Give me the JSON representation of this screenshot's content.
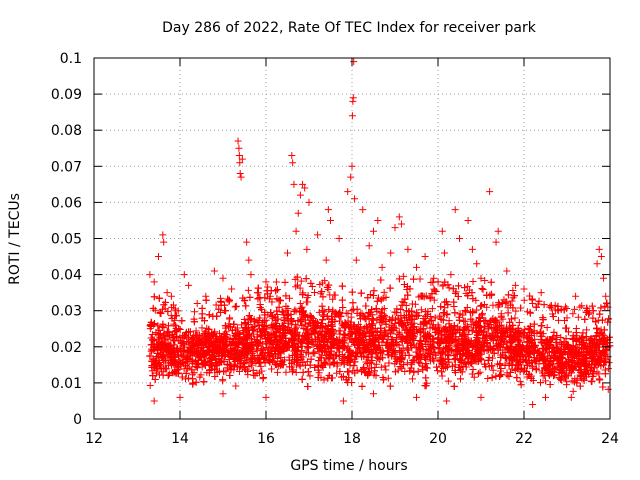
{
  "chart_data": {
    "type": "scatter",
    "title": "Day 286 of 2022, Rate Of TEC Index for receiver park",
    "xlabel": "GPS time / hours",
    "ylabel": "ROTI / TECUs",
    "xlim": [
      12,
      24
    ],
    "ylim": [
      0,
      0.1
    ],
    "x_ticks": [
      "12",
      "14",
      "16",
      "18",
      "20",
      "22",
      "24"
    ],
    "y_ticks": [
      "0",
      "0.01",
      "0.02",
      "0.03",
      "0.04",
      "0.05",
      "0.06",
      "0.07",
      "0.08",
      "0.09",
      "0.1"
    ],
    "grid": true,
    "legend": "none",
    "marker": "plus",
    "color": "#ff0000",
    "series": [
      {
        "points": [
          [
            13.3,
            0.04
          ],
          [
            13.4,
            0.038
          ],
          [
            13.5,
            0.045
          ],
          [
            13.6,
            0.051
          ],
          [
            13.62,
            0.049
          ],
          [
            13.7,
            0.035
          ],
          [
            13.8,
            0.034
          ],
          [
            13.9,
            0.03
          ],
          [
            14.1,
            0.04
          ],
          [
            14.2,
            0.037
          ],
          [
            14.4,
            0.032
          ],
          [
            14.6,
            0.034
          ],
          [
            14.8,
            0.041
          ],
          [
            15.0,
            0.039
          ],
          [
            15.2,
            0.036
          ],
          [
            15.35,
            0.077
          ],
          [
            15.37,
            0.075
          ],
          [
            15.38,
            0.073
          ],
          [
            15.39,
            0.071
          ],
          [
            15.4,
            0.068
          ],
          [
            15.42,
            0.067
          ],
          [
            15.45,
            0.072
          ],
          [
            15.55,
            0.049
          ],
          [
            15.6,
            0.044
          ],
          [
            15.65,
            0.04
          ],
          [
            15.8,
            0.035
          ],
          [
            16.0,
            0.038
          ],
          [
            16.1,
            0.034
          ],
          [
            16.3,
            0.033
          ],
          [
            16.5,
            0.046
          ],
          [
            16.6,
            0.073
          ],
          [
            16.62,
            0.071
          ],
          [
            16.65,
            0.065
          ],
          [
            16.7,
            0.052
          ],
          [
            16.75,
            0.057
          ],
          [
            16.8,
            0.062
          ],
          [
            16.85,
            0.065
          ],
          [
            16.9,
            0.064
          ],
          [
            16.95,
            0.047
          ],
          [
            17.0,
            0.06
          ],
          [
            17.2,
            0.051
          ],
          [
            17.4,
            0.044
          ],
          [
            17.45,
            0.058
          ],
          [
            17.5,
            0.055
          ],
          [
            17.7,
            0.05
          ],
          [
            17.9,
            0.063
          ],
          [
            17.97,
            0.067
          ],
          [
            18.0,
            0.07
          ],
          [
            18.01,
            0.084
          ],
          [
            18.02,
            0.088
          ],
          [
            18.03,
            0.089
          ],
          [
            18.04,
            0.099
          ],
          [
            18.06,
            0.061
          ],
          [
            18.1,
            0.044
          ],
          [
            18.25,
            0.058
          ],
          [
            18.4,
            0.048
          ],
          [
            18.5,
            0.052
          ],
          [
            18.6,
            0.055
          ],
          [
            18.7,
            0.042
          ],
          [
            18.9,
            0.046
          ],
          [
            19.0,
            0.053
          ],
          [
            19.1,
            0.056
          ],
          [
            19.15,
            0.054
          ],
          [
            19.3,
            0.047
          ],
          [
            19.5,
            0.042
          ],
          [
            19.7,
            0.045
          ],
          [
            19.9,
            0.039
          ],
          [
            20.1,
            0.052
          ],
          [
            20.15,
            0.046
          ],
          [
            20.3,
            0.04
          ],
          [
            20.4,
            0.058
          ],
          [
            20.5,
            0.05
          ],
          [
            20.7,
            0.055
          ],
          [
            20.8,
            0.047
          ],
          [
            20.9,
            0.043
          ],
          [
            21.0,
            0.039
          ],
          [
            21.2,
            0.063
          ],
          [
            21.35,
            0.049
          ],
          [
            21.4,
            0.052
          ],
          [
            21.6,
            0.041
          ],
          [
            21.8,
            0.037
          ],
          [
            22.0,
            0.036
          ],
          [
            22.2,
            0.032
          ],
          [
            22.4,
            0.035
          ],
          [
            22.6,
            0.031
          ],
          [
            22.8,
            0.03
          ],
          [
            23.0,
            0.028
          ],
          [
            23.2,
            0.034
          ],
          [
            23.3,
            0.031
          ],
          [
            23.5,
            0.029
          ],
          [
            23.7,
            0.043
          ],
          [
            23.75,
            0.047
          ],
          [
            23.8,
            0.045
          ],
          [
            23.85,
            0.039
          ],
          [
            23.9,
            0.034
          ],
          [
            23.95,
            0.031
          ],
          [
            22.2,
            0.004
          ],
          [
            22.5,
            0.006
          ],
          [
            17.8,
            0.005
          ],
          [
            18.5,
            0.007
          ],
          [
            19.5,
            0.006
          ],
          [
            21.0,
            0.006
          ],
          [
            13.4,
            0.005
          ],
          [
            14.0,
            0.006
          ],
          [
            15.0,
            0.007
          ],
          [
            16.0,
            0.006
          ],
          [
            20.2,
            0.005
          ],
          [
            23.1,
            0.006
          ]
        ]
      }
    ],
    "envelope": {
      "x": [
        13.3,
        13.5,
        14.0,
        14.5,
        15.0,
        15.5,
        16.0,
        16.5,
        17.0,
        17.5,
        18.0,
        18.5,
        19.0,
        19.5,
        20.0,
        20.5,
        21.0,
        21.5,
        22.0,
        22.5,
        23.0,
        23.5,
        24.0
      ],
      "upper": [
        0.029,
        0.028,
        0.026,
        0.027,
        0.028,
        0.03,
        0.031,
        0.033,
        0.034,
        0.033,
        0.032,
        0.033,
        0.034,
        0.033,
        0.032,
        0.032,
        0.033,
        0.031,
        0.029,
        0.027,
        0.025,
        0.026,
        0.027
      ],
      "lower": [
        0.008,
        0.007,
        0.007,
        0.007,
        0.008,
        0.008,
        0.008,
        0.008,
        0.008,
        0.007,
        0.007,
        0.007,
        0.007,
        0.007,
        0.007,
        0.007,
        0.007,
        0.007,
        0.006,
        0.006,
        0.006,
        0.006,
        0.006
      ],
      "n_points": 6200
    }
  }
}
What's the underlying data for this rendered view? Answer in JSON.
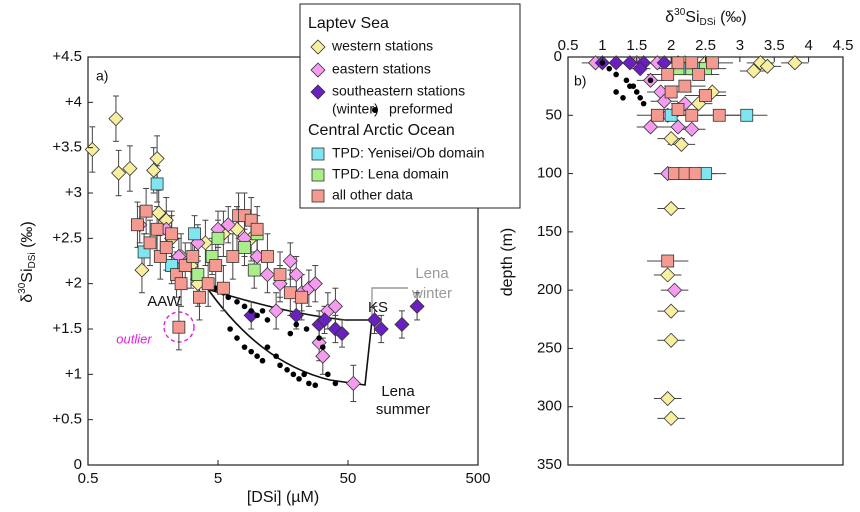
{
  "chart_data": [
    {
      "type": "scatter",
      "panel_label": "a)",
      "xscale": "log",
      "xlabel": "[DSi] (µM)",
      "ylabel": [
        "δ",
        "30",
        "Si",
        "DSi",
        " (‰)"
      ],
      "xlim": [
        0.5,
        500
      ],
      "xticks": [
        0.5,
        5,
        50,
        500
      ],
      "ylim": [
        0,
        4.5
      ],
      "yticks": [
        0,
        {
          "value": 0.5,
          "label": "+0.5"
        },
        {
          "value": 1,
          "label": "+1"
        },
        {
          "value": 1.5,
          "label": "+1.5"
        },
        {
          "value": 2,
          "label": "+2"
        },
        {
          "value": 2.5,
          "label": "+2.5"
        },
        {
          "value": 3,
          "label": "+3"
        },
        {
          "value": 3.5,
          "label": "+3.5"
        },
        {
          "value": 4,
          "label": "+4"
        },
        {
          "value": 4.5,
          "label": "+4.5"
        }
      ],
      "grid": false,
      "legend_groups": [
        "Laptev Sea",
        "Central Arctic Ocean"
      ],
      "annotations": [
        "AAW",
        "outlier",
        "Lena",
        "winter",
        "KS",
        "Lena",
        "summer"
      ],
      "series": [
        {
          "name": "western stations",
          "color": "#f7ef9e",
          "marker": "diamond",
          "error": 0.25,
          "x": [
            0.54,
            0.82,
            0.86,
            1.05,
            1.7,
            1.6,
            1.75,
            2.0,
            2.2,
            2.6,
            3.1,
            4,
            5.5,
            7,
            9,
            1.3,
            3.5
          ],
          "values": [
            3.48,
            3.82,
            3.22,
            3.27,
            3.38,
            3.25,
            2.78,
            2.7,
            2.5,
            2.3,
            2.2,
            2.45,
            2.55,
            2.6,
            2.5,
            2.15,
            2.0
          ]
        },
        {
          "name": "eastern stations",
          "color": "#f59cf0",
          "marker": "diamond",
          "error": 0.2,
          "x": [
            1.25,
            2.0,
            2.5,
            3.5,
            5,
            6,
            8,
            10,
            12,
            15,
            18,
            20,
            22,
            25,
            28,
            35,
            40,
            55,
            14,
            30,
            32
          ],
          "values": [
            2.65,
            2.6,
            2.3,
            2.45,
            2.6,
            2.65,
            2.5,
            2.3,
            2.1,
            2.0,
            2.25,
            2.1,
            1.9,
            1.95,
            2.0,
            1.7,
            1.75,
            0.9,
            1.7,
            1.35,
            1.2
          ]
        },
        {
          "name": "southeastern stations",
          "name_line2": "(winter)",
          "color": "#6a1fc0",
          "marker": "diamond",
          "error": 0.15,
          "x": [
            9,
            20,
            30,
            33,
            40,
            45,
            80,
            90,
            130,
            170
          ],
          "values": [
            1.65,
            1.65,
            1.55,
            1.6,
            1.5,
            1.45,
            1.6,
            1.5,
            1.55,
            1.75
          ]
        },
        {
          "name": "preformed",
          "color": "#000000",
          "marker": "circle",
          "x": [
            4.8,
            5.5,
            6,
            7,
            8,
            9,
            10,
            11,
            12,
            6.2,
            7,
            8,
            9,
            10,
            11,
            12,
            14,
            15,
            17,
            19,
            21,
            23,
            25,
            28,
            30,
            32,
            24,
            20,
            18,
            35,
            40
          ],
          "values": [
            1.95,
            1.9,
            1.85,
            1.8,
            1.75,
            1.7,
            1.65,
            1.7,
            1.6,
            1.5,
            1.4,
            1.3,
            1.25,
            1.2,
            1.15,
            1.3,
            1.2,
            1.1,
            1.05,
            1.0,
            0.95,
            1.0,
            0.9,
            0.88,
            1.4,
            1.3,
            1.5,
            1.55,
            1.45,
            1.0,
            0.9
          ]
        },
        {
          "name": "TPD: Yenisei/Ob domain",
          "color": "#7fe5f0",
          "marker": "square",
          "error": 0.2,
          "x": [
            1.35,
            1.7,
            2.2,
            3.3
          ],
          "values": [
            2.35,
            3.1,
            2.2,
            2.55
          ]
        },
        {
          "name": "TPD: Lena domain",
          "color": "#a8ef8a",
          "marker": "square",
          "error": 0.2,
          "x": [
            3.5,
            4.5,
            5,
            10,
            9.5,
            8
          ],
          "values": [
            2.1,
            2.3,
            2.5,
            2.55,
            2.15,
            2.4
          ]
        },
        {
          "name": "all other data",
          "color": "#f59a90",
          "marker": "square",
          "error": 0.25,
          "x": [
            1.2,
            1.4,
            1.5,
            1.7,
            1.8,
            2.0,
            2.2,
            2.4,
            2.6,
            2.8,
            3.2,
            3.6,
            4.2,
            4.8,
            5.5,
            6.5,
            7.2,
            8,
            9,
            10,
            12,
            15,
            18,
            22,
            2.5
          ],
          "values": [
            2.65,
            2.8,
            2.45,
            2.6,
            2.3,
            2.4,
            2.55,
            2.1,
            2.0,
            2.2,
            2.3,
            1.85,
            2.0,
            2.2,
            1.95,
            2.3,
            2.75,
            2.75,
            2.7,
            2.6,
            2.3,
            2.1,
            1.9,
            1.85,
            1.52
          ]
        }
      ]
    },
    {
      "type": "scatter",
      "panel_label": "b)",
      "xlabel": [
        "δ",
        "30",
        "Si",
        "DSi",
        " (‰)"
      ],
      "ylabel": "depth (m)",
      "xlim": [
        0.5,
        4.5
      ],
      "xticks": [
        0.5,
        1,
        1.5,
        2,
        2.5,
        3,
        3.5,
        4,
        4.5
      ],
      "ylim": [
        0,
        350
      ],
      "yticks": [
        0,
        50,
        100,
        150,
        200,
        250,
        300,
        350
      ],
      "yreverse": true,
      "grid": false,
      "series": [
        {
          "color": "#f7ef9e",
          "marker": "diamond",
          "xerror": 0.2,
          "x": [
            3.8,
            3.3,
            3.4,
            3.2,
            2.5,
            2.2,
            2.6,
            2.4,
            2.1,
            2.0,
            2.15,
            2.0,
            1.95,
            2.0,
            2.0,
            1.95,
            2.0
          ],
          "values": [
            5,
            5,
            8,
            12,
            5,
            5,
            30,
            40,
            45,
            70,
            75,
            130,
            187,
            218,
            243,
            293,
            310
          ]
        },
        {
          "color": "#f59cf0",
          "marker": "diamond",
          "xerror": 0.2,
          "x": [
            0.9,
            1.5,
            1.8,
            2.1,
            1.7,
            1.85,
            1.9,
            2.2,
            1.95,
            2.1,
            2.3,
            1.7,
            1.95,
            2.05
          ],
          "values": [
            5,
            5,
            5,
            5,
            20,
            30,
            38,
            40,
            50,
            60,
            62,
            60,
            100,
            200
          ]
        },
        {
          "color": "#6a1fc0",
          "marker": "diamond",
          "xerror": 0.15,
          "x": [
            1.0,
            1.2,
            1.4,
            1.6,
            1.55,
            1.9
          ],
          "values": [
            5,
            5,
            5,
            5,
            10,
            5
          ]
        },
        {
          "color": "#000000",
          "marker": "circle",
          "x": [
            1.0,
            1.1,
            1.2,
            1.35,
            1.45,
            1.5,
            1.55,
            1.6,
            1.2,
            1.3,
            1.4,
            1.7
          ],
          "values": [
            5,
            10,
            15,
            20,
            25,
            30,
            35,
            40,
            30,
            35,
            25,
            20
          ]
        },
        {
          "color": "#7fe5f0",
          "marker": "square",
          "xerror": 0.3,
          "x": [
            2.2,
            2.35,
            2.0,
            3.1,
            2.5
          ],
          "values": [
            10,
            10,
            50,
            50,
            100
          ]
        },
        {
          "color": "#a8ef8a",
          "marker": "square",
          "xerror": 0.3,
          "x": [
            2.1,
            2.3,
            2.5
          ],
          "values": [
            10,
            10,
            10
          ]
        },
        {
          "color": "#f59a90",
          "marker": "square",
          "xerror": 0.3,
          "x": [
            2.1,
            2.3,
            2.6,
            1.95,
            2.4,
            2.0,
            2.2,
            2.5,
            2.7,
            2.3,
            2.1,
            1.8,
            2.05,
            2.2,
            2.35,
            1.95
          ],
          "values": [
            5,
            5,
            5,
            15,
            15,
            30,
            25,
            33,
            50,
            50,
            45,
            50,
            100,
            100,
            100,
            175
          ]
        }
      ]
    }
  ]
}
★ ★ ★ ★
Work to do: Only lines with "xlabel" are wanted here; list each of them.

Finished exercise:
    "xlabel": "GPS time / hours",
      "xlabel": "[DSi] (µM)",
      "xlabel": [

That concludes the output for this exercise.